> Short task
Reproduce all lines of the listing below in which the word "type" occurs.

• • •

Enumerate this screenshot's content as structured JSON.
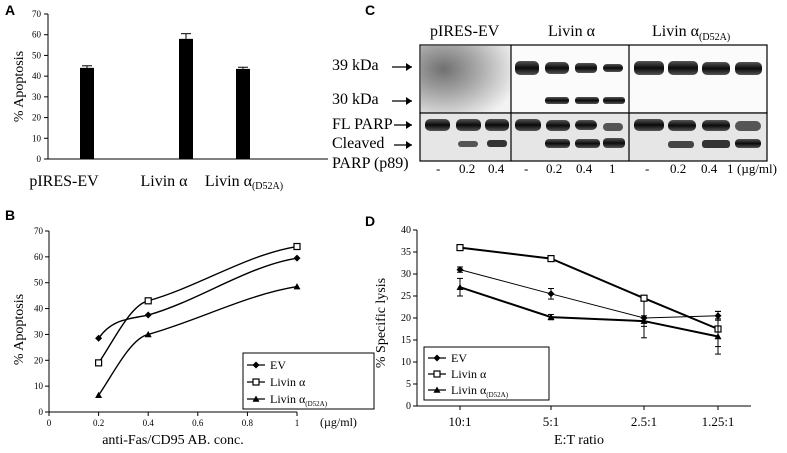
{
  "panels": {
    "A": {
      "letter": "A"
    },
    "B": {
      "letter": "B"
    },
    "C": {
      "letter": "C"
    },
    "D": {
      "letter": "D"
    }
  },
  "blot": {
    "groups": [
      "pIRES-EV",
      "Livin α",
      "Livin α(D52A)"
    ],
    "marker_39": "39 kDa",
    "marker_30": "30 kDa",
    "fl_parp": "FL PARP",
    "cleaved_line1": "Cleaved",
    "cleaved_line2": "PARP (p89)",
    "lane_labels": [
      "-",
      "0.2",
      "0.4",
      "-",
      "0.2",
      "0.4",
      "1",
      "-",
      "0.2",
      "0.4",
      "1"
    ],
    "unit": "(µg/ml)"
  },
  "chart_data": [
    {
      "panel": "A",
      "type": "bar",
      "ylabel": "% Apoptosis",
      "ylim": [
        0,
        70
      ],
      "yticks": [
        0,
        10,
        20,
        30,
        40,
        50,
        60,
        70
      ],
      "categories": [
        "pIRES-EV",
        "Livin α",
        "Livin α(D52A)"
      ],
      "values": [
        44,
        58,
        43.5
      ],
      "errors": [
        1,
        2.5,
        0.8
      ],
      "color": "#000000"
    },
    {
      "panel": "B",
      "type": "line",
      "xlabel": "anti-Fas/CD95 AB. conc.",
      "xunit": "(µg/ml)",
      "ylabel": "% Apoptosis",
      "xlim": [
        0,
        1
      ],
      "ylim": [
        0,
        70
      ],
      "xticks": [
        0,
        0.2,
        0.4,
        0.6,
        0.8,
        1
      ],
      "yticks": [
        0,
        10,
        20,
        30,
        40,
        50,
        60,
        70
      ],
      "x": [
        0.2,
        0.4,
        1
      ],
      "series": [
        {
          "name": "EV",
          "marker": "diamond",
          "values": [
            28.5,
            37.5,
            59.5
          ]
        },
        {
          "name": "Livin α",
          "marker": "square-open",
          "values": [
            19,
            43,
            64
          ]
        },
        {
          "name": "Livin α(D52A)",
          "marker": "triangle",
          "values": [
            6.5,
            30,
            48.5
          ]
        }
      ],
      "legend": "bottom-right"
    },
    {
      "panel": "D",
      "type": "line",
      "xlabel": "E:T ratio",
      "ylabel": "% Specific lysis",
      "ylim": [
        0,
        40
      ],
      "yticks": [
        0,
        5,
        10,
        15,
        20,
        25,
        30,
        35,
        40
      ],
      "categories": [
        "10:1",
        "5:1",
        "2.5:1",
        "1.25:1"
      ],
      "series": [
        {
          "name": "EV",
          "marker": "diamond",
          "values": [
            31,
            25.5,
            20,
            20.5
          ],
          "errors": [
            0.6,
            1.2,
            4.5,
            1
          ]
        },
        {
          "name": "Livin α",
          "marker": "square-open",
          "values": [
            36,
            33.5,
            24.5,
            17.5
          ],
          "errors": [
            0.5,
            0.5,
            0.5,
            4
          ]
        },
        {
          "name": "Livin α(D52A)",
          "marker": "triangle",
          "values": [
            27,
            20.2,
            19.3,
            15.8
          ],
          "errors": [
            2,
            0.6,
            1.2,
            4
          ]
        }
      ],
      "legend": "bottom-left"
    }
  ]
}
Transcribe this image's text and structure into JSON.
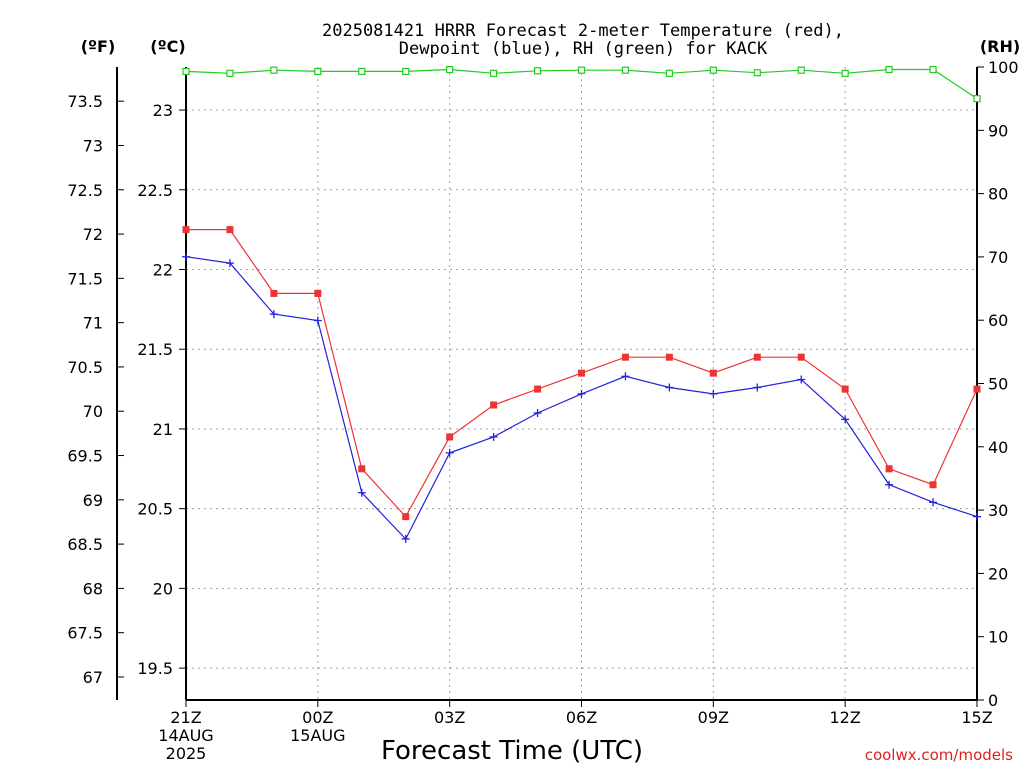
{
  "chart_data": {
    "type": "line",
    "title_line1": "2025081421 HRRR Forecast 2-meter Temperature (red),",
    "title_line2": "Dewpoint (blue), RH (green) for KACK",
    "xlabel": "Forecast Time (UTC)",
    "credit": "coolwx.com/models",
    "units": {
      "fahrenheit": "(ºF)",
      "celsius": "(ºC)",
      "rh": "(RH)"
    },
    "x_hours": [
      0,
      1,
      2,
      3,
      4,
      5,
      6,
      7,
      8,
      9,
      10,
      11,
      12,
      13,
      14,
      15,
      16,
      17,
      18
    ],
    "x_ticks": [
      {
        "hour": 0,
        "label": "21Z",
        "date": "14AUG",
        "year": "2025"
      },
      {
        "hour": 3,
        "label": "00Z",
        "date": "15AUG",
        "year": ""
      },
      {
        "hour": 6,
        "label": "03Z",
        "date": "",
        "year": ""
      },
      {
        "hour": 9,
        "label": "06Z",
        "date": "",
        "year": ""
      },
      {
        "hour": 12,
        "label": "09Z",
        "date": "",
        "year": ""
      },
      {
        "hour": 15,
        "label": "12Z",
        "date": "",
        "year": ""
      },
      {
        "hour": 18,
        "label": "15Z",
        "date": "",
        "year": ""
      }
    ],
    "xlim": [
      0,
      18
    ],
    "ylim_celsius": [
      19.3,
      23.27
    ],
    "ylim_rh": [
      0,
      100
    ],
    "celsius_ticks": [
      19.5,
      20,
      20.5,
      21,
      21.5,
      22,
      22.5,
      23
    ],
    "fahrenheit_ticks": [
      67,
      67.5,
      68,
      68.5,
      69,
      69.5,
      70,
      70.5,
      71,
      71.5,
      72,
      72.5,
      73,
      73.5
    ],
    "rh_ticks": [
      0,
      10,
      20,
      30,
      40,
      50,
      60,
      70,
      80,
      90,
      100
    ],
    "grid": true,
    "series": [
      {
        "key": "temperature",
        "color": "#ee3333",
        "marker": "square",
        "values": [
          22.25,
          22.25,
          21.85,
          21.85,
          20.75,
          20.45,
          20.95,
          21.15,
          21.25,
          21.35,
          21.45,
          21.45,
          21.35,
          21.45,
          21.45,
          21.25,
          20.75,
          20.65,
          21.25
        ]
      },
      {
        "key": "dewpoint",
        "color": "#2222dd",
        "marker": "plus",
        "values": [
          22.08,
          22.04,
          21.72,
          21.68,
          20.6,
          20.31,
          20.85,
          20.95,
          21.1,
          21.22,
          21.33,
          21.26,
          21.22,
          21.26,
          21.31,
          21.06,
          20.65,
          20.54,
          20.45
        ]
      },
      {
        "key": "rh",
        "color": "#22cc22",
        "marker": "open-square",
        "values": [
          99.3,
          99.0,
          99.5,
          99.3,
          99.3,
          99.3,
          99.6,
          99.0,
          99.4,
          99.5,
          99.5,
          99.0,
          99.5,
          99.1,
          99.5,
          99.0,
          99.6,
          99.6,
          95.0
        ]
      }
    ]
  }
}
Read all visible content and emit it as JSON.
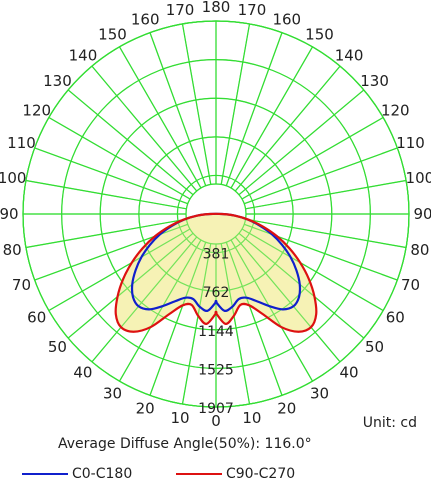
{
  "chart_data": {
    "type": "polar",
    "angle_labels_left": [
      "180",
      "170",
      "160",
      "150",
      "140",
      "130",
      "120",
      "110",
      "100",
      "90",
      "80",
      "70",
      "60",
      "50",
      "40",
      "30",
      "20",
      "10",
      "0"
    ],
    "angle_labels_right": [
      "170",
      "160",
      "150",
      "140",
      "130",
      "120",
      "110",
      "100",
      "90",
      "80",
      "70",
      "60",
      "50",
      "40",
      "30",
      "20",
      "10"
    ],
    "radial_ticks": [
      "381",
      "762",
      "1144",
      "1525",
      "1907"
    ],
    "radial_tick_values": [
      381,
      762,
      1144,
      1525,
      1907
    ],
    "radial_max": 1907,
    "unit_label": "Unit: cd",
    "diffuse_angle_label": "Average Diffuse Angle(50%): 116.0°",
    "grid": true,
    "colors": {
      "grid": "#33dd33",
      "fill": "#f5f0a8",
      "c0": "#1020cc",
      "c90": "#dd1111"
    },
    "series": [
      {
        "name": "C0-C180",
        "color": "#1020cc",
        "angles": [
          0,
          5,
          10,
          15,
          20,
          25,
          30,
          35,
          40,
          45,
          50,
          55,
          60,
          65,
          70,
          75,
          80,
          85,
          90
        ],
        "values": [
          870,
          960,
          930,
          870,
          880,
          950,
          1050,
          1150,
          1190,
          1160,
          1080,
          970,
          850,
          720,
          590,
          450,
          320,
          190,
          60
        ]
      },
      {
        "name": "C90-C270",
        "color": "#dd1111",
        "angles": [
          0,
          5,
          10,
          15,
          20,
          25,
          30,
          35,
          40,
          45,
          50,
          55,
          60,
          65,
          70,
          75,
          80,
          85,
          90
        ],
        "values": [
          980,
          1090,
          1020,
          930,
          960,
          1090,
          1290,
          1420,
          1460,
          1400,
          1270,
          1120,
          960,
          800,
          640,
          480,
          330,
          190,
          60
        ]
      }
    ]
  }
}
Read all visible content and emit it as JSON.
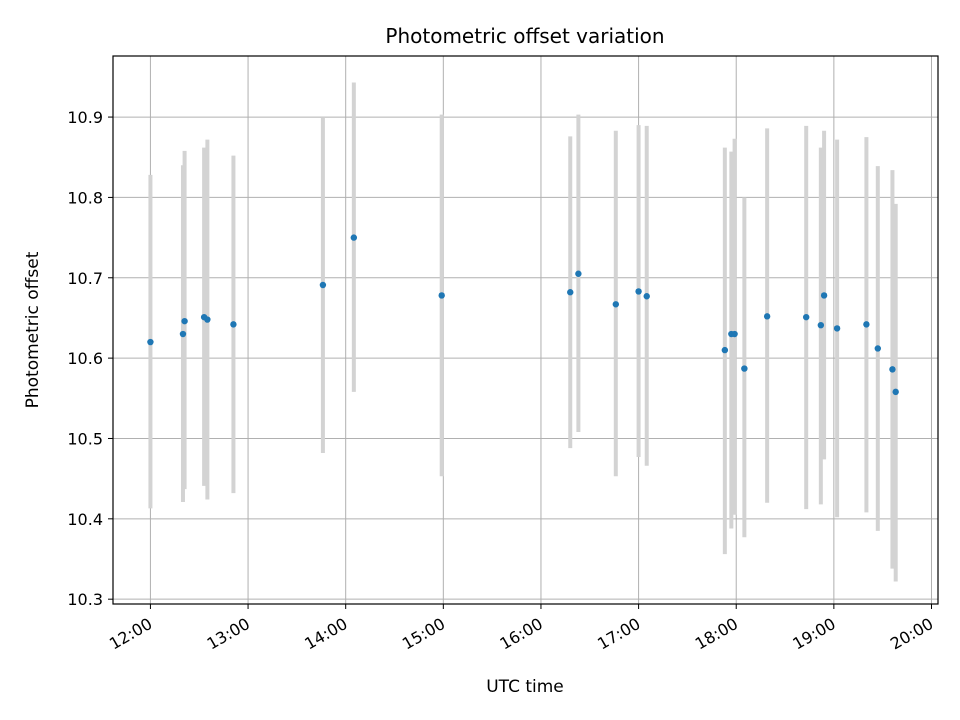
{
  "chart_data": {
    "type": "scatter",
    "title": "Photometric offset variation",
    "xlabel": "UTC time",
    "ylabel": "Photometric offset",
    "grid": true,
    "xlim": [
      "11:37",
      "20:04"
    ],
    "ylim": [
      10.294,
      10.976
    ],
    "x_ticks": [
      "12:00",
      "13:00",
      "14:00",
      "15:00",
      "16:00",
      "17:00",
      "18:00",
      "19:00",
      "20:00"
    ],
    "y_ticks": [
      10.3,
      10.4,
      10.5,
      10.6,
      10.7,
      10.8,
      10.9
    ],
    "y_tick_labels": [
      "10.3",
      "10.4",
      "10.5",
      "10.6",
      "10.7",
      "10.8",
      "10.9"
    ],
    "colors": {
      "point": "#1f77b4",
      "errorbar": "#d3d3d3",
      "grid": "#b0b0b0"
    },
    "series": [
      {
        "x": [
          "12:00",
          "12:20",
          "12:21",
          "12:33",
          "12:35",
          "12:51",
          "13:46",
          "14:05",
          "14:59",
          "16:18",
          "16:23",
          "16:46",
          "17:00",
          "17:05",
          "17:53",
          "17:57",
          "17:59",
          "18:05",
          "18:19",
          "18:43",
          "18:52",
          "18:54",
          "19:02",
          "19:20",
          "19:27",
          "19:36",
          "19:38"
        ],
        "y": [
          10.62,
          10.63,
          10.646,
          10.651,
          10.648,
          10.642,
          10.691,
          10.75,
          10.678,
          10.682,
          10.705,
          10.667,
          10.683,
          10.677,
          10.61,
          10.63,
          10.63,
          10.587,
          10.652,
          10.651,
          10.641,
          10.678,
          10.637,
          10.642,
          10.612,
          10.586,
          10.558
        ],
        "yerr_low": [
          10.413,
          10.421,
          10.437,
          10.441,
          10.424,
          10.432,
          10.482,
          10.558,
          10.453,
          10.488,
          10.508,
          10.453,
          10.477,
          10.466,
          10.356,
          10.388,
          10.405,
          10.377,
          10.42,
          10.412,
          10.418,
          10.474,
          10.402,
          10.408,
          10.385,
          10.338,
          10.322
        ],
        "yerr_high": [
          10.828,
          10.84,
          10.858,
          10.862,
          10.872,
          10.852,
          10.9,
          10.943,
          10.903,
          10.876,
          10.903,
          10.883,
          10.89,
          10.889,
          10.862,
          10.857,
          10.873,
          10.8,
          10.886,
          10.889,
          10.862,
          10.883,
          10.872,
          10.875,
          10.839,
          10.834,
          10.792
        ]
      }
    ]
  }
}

• • •

> Response to the task
      "type": "bar",
      "type": "line",
      "type": "line",
    "type": "line",
    "type": "polar",
    "type": "scatter",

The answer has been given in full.